- [Given task]: Output every line below exactly.

>> begin Materials provided

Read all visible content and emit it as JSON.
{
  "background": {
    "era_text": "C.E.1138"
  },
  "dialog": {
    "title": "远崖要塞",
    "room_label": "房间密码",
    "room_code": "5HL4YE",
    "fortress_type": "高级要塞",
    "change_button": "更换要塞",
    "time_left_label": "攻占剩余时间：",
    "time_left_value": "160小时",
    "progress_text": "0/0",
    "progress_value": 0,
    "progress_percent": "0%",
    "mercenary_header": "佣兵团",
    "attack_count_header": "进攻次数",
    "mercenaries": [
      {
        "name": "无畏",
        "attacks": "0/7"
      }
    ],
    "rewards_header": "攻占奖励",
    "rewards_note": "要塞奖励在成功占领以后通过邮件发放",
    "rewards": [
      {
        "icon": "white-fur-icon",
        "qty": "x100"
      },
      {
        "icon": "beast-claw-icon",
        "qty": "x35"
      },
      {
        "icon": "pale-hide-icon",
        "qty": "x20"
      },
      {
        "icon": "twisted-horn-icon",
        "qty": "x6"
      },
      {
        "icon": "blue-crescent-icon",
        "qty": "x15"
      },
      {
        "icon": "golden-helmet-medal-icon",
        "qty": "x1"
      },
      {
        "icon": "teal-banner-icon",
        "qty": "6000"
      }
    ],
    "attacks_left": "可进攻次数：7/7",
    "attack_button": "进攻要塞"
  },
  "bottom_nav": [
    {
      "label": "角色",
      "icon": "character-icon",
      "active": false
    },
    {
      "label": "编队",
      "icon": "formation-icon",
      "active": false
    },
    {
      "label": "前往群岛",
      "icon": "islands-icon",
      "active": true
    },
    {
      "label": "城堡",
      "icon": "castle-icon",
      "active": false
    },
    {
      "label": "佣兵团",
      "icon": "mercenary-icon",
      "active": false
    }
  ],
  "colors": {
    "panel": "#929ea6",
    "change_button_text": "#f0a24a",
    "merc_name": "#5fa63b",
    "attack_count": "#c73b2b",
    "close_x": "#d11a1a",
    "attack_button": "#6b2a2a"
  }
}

>> end Materials provided

- [Correct output]:
Read all visible content and emit it as JSON.
{
  "background": {
    "era_text": "C.E.1138"
  },
  "dialog": {
    "title": "远崖要塞",
    "room_label": "房间密码",
    "room_code": "5HL4YE",
    "fortress_type": "高级要塞",
    "change_button": "更换要塞",
    "time_left_label": "攻占剩余时间：",
    "time_left_value": "160小时",
    "progress_text": "0/0",
    "progress_value": 0,
    "progress_percent": "0%",
    "mercenary_header": "佣兵团",
    "attack_count_header": "进攻次数",
    "mercenaries": [
      {
        "name": "无畏",
        "attacks": "0/7"
      }
    ],
    "rewards_header": "攻占奖励",
    "rewards_note": "要塞奖励在成功占领以后通过邮件发放",
    "rewards": [
      {
        "icon": "white-fur-icon",
        "qty": "x100"
      },
      {
        "icon": "beast-claw-icon",
        "qty": "x35"
      },
      {
        "icon": "pale-hide-icon",
        "qty": "x20"
      },
      {
        "icon": "twisted-horn-icon",
        "qty": "x6"
      },
      {
        "icon": "blue-crescent-icon",
        "qty": "x15"
      },
      {
        "icon": "golden-helmet-medal-icon",
        "qty": "x1"
      },
      {
        "icon": "teal-banner-icon",
        "qty": "6000"
      }
    ],
    "attacks_left": "可进攻次数：7/7",
    "attack_button": "进攻要塞"
  },
  "bottom_nav": [
    {
      "label": "角色",
      "icon": "character-icon",
      "active": false
    },
    {
      "label": "编队",
      "icon": "formation-icon",
      "active": false
    },
    {
      "label": "前往群岛",
      "icon": "islands-icon",
      "active": true
    },
    {
      "label": "城堡",
      "icon": "castle-icon",
      "active": false
    },
    {
      "label": "佣兵团",
      "icon": "mercenary-icon",
      "active": false
    }
  ],
  "colors": {
    "panel": "#929ea6",
    "change_button_text": "#f0a24a",
    "merc_name": "#5fa63b",
    "attack_count": "#c73b2b",
    "close_x": "#d11a1a",
    "attack_button": "#6b2a2a"
  }
}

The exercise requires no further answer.